PROVIDED RECORDS:
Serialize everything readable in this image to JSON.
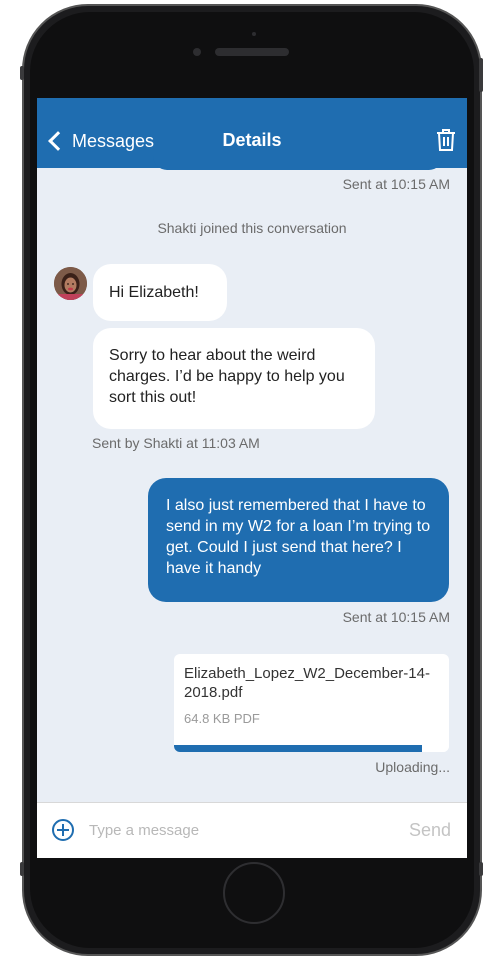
{
  "nav": {
    "back_label": "Messages",
    "title": "Details"
  },
  "conversation": {
    "prev_sent_status": "Sent at 10:15 AM",
    "system_notice": "Shakti joined this conversation",
    "incoming": [
      "Hi Elizabeth!",
      "Sorry to hear about the weird charges. I’d be happy to help you sort this out!"
    ],
    "incoming_status": "Sent by Shakti at 11:03 AM",
    "outgoing": "I also just remembered that I have to send in my W2 for a loan I’m trying to get. Could I just send that here? I have it handy",
    "outgoing_status": "Sent at 10:15 AM",
    "attachment": {
      "file_name": "Elizabeth_Lopez_W2_December-14-2018.pdf",
      "file_info": "64.8 KB PDF",
      "progress": 0.9,
      "status": "Uploading..."
    }
  },
  "composer": {
    "placeholder": "Type a message",
    "send_label": "Send"
  },
  "colors": {
    "brand": "#1f6db0",
    "background": "#e9eef5"
  },
  "icons": [
    "chevron-left-icon",
    "trash-icon",
    "plus-circle-icon"
  ]
}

TASK TO CARRY OUT:
The data above should be repeated exactly, minus any pictures.

THE RESULT:
Serialize everything readable in this image to JSON.
{
  "nav": {
    "back_label": "Messages",
    "title": "Details"
  },
  "conversation": {
    "prev_sent_status": "Sent at 10:15 AM",
    "system_notice": "Shakti joined this conversation",
    "incoming": [
      "Hi Elizabeth!",
      "Sorry to hear about the weird charges. I’d be happy to help you sort this out!"
    ],
    "incoming_status": "Sent by Shakti at 11:03 AM",
    "outgoing": "I also just remembered that I have to send in my W2 for a loan I’m trying to get. Could I just send that here? I have it handy",
    "outgoing_status": "Sent at 10:15 AM",
    "attachment": {
      "file_name": "Elizabeth_Lopez_W2_December-14-2018.pdf",
      "file_info": "64.8 KB PDF",
      "progress": 0.9,
      "status": "Uploading..."
    }
  },
  "composer": {
    "placeholder": "Type a message",
    "send_label": "Send"
  },
  "colors": {
    "brand": "#1f6db0",
    "background": "#e9eef5"
  },
  "icons": [
    "chevron-left-icon",
    "trash-icon",
    "plus-circle-icon"
  ]
}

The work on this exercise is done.